EXERCISE DIRECTIONS:
Which lines in the records below contain the word "What"? Copy each one out.

STORED DATA:

□ □ □

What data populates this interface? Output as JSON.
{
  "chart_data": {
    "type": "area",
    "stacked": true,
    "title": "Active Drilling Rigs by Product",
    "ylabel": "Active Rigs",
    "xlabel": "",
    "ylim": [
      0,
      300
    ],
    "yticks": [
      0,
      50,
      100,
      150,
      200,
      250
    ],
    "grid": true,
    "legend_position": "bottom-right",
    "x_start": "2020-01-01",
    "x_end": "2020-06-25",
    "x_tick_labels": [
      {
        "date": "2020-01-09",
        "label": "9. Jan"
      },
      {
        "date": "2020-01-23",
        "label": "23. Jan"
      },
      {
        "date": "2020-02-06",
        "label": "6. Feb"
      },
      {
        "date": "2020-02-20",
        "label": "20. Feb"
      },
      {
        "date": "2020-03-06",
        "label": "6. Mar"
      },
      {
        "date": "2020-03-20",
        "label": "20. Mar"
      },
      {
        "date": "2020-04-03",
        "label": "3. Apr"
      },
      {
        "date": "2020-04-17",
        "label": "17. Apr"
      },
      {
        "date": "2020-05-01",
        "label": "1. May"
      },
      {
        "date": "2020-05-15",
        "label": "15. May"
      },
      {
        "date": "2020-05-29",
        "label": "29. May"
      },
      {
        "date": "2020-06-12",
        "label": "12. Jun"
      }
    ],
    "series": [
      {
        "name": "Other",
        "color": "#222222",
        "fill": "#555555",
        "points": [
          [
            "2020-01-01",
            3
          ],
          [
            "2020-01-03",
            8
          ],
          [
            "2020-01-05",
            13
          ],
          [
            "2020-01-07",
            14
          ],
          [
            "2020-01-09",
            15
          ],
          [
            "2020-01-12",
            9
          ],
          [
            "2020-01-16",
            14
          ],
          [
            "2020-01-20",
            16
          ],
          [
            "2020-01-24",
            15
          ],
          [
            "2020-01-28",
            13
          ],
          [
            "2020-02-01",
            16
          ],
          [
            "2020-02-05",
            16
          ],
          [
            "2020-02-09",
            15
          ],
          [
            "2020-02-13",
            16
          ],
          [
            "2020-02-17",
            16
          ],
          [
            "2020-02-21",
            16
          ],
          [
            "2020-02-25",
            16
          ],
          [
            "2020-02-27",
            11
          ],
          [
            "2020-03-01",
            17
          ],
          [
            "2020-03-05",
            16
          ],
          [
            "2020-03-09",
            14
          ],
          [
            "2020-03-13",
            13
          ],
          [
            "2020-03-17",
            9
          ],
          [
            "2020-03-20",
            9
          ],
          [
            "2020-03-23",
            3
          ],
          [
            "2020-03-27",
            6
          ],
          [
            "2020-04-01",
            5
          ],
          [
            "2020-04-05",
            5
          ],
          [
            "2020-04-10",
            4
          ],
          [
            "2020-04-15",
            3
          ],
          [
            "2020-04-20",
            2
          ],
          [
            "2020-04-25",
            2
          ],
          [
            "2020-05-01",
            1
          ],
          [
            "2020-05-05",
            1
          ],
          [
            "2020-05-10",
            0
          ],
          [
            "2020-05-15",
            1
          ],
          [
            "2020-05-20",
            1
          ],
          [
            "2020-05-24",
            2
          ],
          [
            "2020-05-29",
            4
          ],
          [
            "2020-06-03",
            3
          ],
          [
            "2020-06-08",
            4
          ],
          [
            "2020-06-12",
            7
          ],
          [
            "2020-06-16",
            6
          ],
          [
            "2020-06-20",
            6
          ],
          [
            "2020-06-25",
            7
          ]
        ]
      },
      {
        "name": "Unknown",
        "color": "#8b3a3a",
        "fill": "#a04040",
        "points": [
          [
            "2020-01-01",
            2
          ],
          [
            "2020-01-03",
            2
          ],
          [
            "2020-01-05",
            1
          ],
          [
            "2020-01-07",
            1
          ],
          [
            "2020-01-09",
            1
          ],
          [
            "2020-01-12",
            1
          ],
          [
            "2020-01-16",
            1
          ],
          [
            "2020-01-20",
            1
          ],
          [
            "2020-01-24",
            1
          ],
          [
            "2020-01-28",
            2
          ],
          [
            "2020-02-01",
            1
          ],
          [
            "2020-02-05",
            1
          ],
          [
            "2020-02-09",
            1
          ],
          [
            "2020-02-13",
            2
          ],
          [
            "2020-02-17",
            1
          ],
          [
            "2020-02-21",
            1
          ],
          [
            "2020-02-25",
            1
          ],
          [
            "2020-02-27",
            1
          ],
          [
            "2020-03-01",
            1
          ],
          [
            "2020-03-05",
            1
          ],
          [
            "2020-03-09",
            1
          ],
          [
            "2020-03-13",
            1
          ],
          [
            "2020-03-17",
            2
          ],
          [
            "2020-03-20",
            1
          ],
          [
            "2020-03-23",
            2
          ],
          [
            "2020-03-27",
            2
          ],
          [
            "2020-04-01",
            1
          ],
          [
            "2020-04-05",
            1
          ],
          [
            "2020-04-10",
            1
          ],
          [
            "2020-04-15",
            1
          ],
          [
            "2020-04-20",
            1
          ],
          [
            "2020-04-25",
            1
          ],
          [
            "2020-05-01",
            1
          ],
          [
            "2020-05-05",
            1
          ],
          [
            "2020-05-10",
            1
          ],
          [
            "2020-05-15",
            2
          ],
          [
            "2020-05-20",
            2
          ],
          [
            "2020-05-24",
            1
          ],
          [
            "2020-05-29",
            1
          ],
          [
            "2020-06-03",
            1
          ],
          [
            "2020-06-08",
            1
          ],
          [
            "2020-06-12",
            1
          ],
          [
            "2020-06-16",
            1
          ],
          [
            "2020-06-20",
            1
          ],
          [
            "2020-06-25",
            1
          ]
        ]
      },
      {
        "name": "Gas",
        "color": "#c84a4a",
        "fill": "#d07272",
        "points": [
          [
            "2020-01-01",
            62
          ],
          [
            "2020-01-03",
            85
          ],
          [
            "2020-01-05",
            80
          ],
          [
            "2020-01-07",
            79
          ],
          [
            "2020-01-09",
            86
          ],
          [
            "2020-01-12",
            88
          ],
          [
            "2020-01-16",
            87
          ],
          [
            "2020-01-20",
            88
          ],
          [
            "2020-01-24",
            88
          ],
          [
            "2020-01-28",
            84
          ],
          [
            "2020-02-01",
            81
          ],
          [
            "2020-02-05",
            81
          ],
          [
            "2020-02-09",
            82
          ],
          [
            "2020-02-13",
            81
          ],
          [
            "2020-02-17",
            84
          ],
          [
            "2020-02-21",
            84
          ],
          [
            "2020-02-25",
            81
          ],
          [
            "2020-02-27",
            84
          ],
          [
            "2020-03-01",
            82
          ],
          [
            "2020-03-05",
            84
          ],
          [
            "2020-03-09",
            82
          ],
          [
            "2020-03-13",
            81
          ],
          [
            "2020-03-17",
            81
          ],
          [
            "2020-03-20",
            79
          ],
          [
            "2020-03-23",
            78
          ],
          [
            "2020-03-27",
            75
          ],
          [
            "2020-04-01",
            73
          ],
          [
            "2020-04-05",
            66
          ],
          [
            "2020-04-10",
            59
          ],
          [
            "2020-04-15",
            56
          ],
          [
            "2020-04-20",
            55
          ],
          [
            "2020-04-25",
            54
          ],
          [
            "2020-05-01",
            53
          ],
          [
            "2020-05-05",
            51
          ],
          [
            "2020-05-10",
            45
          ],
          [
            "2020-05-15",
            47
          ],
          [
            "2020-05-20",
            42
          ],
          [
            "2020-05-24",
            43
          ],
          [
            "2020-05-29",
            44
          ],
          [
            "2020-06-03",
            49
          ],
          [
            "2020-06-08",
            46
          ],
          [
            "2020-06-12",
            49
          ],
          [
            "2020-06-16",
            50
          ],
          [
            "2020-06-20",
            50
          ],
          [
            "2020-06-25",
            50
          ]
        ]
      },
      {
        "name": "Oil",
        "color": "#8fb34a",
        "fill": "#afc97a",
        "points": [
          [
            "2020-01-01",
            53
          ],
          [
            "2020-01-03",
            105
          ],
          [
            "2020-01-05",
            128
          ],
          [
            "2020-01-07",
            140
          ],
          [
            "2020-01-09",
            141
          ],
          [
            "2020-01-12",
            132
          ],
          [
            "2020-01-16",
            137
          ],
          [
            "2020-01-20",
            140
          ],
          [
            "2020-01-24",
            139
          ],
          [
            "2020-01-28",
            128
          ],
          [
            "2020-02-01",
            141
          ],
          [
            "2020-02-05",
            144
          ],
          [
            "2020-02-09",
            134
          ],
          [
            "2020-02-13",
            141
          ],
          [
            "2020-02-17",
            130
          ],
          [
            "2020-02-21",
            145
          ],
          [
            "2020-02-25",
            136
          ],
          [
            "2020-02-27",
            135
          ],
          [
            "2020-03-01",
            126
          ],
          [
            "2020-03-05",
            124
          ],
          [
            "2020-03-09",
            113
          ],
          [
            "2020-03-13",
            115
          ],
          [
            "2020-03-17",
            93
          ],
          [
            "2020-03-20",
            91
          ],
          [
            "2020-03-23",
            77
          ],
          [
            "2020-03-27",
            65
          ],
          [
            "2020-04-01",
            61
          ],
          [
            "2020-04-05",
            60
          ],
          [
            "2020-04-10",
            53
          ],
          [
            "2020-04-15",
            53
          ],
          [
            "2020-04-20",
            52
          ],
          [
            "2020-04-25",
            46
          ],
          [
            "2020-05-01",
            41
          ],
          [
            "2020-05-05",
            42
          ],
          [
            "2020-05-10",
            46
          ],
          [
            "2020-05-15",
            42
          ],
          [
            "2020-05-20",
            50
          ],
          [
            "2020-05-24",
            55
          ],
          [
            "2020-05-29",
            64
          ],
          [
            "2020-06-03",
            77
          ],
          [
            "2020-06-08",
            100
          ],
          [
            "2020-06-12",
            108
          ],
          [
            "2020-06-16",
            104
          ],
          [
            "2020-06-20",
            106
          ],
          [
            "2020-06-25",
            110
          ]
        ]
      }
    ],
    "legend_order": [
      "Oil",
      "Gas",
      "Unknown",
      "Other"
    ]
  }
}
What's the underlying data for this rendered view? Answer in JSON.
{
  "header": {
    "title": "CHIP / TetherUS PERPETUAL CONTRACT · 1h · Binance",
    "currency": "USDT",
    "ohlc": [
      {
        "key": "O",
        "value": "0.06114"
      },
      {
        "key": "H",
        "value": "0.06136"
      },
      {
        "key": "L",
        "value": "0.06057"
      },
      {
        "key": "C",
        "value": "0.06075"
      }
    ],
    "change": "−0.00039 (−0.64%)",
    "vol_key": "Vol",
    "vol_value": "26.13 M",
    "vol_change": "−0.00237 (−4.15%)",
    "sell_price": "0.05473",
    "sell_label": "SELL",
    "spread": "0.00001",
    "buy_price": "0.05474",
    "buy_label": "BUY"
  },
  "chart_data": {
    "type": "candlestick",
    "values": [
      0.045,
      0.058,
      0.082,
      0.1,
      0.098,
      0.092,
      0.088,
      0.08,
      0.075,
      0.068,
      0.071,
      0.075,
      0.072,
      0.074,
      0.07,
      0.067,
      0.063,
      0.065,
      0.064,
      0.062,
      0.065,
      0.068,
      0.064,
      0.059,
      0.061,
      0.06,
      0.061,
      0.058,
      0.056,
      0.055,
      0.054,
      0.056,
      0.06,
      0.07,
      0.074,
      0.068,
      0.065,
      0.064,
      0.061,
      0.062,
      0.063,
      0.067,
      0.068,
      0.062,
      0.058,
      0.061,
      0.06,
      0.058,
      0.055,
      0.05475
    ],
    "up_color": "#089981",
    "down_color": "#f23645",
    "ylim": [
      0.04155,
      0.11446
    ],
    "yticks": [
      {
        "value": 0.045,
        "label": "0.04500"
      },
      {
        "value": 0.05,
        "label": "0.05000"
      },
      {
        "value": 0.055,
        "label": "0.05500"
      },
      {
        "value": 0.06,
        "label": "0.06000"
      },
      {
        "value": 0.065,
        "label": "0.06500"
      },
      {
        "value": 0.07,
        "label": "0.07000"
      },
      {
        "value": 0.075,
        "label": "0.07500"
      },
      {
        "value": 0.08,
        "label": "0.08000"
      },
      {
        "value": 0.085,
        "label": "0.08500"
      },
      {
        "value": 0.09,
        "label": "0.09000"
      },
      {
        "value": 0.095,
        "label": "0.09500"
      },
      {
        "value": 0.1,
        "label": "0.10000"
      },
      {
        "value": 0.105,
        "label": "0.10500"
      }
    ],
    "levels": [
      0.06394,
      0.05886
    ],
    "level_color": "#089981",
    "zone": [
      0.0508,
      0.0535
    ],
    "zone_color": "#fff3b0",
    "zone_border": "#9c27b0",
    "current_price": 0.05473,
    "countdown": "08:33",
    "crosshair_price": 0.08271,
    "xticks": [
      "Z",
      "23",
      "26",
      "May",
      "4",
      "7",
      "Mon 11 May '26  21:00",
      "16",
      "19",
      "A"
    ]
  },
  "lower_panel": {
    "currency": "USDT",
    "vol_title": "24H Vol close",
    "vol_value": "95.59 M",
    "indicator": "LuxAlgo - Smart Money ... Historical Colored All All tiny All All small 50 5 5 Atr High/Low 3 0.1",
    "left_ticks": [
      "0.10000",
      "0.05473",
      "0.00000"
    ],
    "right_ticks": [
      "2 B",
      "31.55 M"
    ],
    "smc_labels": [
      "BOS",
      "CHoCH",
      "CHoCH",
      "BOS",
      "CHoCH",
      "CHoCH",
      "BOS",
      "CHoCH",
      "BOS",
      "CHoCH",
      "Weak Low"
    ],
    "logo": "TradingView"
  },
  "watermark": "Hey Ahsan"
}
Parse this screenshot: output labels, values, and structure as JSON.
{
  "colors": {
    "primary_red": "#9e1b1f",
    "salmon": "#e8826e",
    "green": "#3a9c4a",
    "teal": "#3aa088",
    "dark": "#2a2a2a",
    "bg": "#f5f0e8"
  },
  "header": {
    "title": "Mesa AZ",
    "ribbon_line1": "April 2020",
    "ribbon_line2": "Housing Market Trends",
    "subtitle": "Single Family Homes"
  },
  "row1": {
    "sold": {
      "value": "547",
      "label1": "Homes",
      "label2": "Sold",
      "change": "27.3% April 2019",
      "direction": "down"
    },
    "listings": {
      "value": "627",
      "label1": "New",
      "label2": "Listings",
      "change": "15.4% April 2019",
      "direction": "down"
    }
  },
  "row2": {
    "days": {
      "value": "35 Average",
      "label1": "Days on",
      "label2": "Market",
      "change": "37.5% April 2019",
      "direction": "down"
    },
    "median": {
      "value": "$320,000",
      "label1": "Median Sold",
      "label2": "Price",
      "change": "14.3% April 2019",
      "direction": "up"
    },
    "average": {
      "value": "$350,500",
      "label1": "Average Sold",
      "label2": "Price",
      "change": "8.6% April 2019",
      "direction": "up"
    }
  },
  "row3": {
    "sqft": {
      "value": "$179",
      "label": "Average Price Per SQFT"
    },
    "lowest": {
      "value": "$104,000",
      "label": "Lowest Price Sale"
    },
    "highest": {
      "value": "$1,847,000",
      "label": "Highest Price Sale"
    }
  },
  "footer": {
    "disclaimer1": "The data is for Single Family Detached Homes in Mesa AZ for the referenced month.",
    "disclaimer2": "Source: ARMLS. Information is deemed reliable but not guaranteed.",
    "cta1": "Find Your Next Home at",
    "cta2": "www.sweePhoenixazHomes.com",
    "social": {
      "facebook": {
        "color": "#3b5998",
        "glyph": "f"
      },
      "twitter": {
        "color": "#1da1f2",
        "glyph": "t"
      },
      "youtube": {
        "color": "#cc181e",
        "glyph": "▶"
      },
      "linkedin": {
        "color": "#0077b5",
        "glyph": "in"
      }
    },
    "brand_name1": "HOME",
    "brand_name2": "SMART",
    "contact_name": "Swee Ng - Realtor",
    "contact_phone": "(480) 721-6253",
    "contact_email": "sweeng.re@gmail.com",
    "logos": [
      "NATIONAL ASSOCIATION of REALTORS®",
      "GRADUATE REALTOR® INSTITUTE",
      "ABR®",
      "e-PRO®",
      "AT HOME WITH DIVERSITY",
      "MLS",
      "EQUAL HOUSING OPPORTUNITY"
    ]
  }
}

□ □ □

SOLUTION TO THIS EXERCISE:
What data populates this interface? Output as JSON.
What's the underlying data for this rendered view? Answer in JSON.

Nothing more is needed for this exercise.